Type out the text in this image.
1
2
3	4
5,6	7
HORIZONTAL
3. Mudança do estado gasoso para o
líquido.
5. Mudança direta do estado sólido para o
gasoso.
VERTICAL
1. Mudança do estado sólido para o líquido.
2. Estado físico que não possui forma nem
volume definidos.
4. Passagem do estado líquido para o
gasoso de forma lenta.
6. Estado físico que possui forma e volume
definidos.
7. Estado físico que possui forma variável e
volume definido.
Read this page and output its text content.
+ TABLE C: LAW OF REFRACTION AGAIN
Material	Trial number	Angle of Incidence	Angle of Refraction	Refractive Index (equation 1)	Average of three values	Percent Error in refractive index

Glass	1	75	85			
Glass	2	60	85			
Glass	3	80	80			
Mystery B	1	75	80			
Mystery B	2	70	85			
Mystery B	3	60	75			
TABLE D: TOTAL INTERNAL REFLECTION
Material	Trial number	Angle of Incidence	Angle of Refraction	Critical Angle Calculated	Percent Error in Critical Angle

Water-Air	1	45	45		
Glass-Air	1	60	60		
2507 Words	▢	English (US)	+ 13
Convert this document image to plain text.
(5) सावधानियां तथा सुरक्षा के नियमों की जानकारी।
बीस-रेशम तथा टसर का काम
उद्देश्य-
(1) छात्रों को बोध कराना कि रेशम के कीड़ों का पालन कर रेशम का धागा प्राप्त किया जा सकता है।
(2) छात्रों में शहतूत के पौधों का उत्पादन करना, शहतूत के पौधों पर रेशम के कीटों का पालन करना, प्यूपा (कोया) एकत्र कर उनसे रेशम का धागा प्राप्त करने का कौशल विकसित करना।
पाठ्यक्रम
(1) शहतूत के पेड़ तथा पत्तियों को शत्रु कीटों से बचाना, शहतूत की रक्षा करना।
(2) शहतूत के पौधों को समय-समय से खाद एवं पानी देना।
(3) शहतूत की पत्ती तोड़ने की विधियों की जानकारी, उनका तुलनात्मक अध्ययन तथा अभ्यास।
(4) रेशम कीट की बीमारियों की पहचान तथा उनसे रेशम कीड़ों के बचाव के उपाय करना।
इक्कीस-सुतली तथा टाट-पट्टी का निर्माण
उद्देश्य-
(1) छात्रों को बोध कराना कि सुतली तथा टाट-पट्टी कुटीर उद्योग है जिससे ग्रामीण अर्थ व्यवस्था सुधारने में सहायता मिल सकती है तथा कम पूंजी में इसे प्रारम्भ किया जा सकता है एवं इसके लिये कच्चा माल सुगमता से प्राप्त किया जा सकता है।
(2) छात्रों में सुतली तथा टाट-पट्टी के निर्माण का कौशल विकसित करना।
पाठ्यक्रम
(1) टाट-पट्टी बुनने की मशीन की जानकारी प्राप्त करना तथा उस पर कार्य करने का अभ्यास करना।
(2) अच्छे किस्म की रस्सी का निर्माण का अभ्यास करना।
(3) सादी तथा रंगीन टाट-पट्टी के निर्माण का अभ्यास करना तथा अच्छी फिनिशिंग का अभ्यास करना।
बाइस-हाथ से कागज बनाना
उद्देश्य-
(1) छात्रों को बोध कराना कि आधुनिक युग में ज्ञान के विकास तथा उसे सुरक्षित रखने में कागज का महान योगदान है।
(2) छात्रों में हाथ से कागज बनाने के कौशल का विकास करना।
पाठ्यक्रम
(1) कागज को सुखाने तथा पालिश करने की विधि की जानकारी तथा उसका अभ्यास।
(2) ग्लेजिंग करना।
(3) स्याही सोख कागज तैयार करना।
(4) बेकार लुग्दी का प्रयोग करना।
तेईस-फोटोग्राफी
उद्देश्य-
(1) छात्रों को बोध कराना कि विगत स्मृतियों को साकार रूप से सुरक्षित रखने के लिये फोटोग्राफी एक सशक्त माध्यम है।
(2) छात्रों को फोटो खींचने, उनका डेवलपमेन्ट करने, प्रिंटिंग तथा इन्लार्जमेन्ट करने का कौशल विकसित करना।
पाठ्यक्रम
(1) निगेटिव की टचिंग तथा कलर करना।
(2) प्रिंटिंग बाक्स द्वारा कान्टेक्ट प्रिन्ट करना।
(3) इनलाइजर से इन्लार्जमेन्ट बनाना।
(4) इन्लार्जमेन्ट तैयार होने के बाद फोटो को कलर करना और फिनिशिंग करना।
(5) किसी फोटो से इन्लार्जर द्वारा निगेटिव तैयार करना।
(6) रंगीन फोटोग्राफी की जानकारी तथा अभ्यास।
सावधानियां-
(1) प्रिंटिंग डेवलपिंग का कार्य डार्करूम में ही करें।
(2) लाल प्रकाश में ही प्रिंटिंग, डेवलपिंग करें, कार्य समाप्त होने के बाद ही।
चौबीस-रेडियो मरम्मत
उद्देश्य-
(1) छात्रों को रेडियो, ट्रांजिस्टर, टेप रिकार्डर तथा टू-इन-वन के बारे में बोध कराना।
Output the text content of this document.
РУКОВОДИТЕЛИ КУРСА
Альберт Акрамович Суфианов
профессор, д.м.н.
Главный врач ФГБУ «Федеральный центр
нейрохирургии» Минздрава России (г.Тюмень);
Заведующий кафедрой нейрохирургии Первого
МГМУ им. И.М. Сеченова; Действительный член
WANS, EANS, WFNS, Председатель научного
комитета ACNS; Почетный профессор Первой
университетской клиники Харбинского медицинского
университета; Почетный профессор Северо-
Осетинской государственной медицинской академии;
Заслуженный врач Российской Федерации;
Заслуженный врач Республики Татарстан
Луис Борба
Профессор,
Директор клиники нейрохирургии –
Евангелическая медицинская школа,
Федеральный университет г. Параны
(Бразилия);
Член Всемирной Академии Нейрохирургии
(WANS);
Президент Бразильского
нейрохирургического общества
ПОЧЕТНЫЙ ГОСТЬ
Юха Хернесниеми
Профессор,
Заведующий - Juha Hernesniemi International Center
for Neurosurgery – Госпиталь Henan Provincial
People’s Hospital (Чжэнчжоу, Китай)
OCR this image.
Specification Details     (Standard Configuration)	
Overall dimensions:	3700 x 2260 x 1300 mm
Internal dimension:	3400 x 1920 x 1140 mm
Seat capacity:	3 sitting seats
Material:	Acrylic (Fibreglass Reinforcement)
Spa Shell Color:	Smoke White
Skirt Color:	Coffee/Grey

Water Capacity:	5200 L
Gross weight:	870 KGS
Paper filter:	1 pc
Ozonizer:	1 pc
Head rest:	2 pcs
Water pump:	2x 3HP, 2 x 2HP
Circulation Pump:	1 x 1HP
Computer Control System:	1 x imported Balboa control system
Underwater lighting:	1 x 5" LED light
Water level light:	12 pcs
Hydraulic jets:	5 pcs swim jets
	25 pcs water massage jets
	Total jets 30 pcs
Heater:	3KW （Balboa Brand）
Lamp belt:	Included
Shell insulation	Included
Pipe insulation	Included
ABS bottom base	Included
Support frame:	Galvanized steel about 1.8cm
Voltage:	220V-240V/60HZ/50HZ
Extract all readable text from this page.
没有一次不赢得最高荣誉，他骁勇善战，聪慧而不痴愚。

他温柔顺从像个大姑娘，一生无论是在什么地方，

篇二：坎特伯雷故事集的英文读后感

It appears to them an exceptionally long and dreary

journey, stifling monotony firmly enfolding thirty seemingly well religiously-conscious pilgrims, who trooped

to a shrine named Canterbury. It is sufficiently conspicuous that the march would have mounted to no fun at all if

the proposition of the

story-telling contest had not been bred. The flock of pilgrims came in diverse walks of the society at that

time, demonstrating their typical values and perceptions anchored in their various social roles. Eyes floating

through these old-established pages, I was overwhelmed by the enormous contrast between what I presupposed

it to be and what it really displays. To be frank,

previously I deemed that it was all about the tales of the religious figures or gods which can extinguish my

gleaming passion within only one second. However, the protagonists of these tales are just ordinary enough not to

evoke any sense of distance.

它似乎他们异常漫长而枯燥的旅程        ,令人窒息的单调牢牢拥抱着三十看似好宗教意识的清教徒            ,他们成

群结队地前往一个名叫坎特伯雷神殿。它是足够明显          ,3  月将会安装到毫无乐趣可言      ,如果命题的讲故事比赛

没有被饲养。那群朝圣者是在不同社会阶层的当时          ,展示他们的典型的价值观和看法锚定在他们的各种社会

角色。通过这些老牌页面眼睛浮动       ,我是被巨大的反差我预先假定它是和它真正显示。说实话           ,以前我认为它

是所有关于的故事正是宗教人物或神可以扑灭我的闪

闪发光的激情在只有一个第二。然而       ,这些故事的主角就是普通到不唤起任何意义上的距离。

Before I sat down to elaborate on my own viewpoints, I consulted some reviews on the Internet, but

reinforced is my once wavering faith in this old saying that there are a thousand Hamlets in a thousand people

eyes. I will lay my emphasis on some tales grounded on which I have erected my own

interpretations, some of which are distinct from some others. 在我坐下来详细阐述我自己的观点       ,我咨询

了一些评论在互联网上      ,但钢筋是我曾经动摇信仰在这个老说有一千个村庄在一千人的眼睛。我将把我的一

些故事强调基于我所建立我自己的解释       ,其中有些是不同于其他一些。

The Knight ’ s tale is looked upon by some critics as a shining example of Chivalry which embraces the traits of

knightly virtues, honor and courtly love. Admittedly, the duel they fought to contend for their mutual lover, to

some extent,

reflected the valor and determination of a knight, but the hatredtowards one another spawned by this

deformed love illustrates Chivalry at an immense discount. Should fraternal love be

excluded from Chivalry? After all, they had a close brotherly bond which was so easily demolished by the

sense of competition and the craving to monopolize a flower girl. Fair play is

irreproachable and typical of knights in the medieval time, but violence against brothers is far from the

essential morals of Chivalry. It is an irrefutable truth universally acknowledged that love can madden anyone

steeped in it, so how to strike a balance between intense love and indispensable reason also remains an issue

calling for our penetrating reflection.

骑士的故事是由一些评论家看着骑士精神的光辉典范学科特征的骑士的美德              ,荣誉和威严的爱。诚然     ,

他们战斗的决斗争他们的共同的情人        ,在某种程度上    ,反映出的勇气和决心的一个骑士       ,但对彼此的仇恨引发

══════════

### Task prompt
In the entries above, locate every line with the word "Trial" and copy it.

### Result
Material	Trial number	Angle of Incidence	Angle of Refraction	Refractive Index (equation 1)	Average of three values	Percent Error in refractive index
Material	Trial number	Angle of Incidence	Angle of Refraction	Critical Angle Calculated	Percent Error in Critical Angle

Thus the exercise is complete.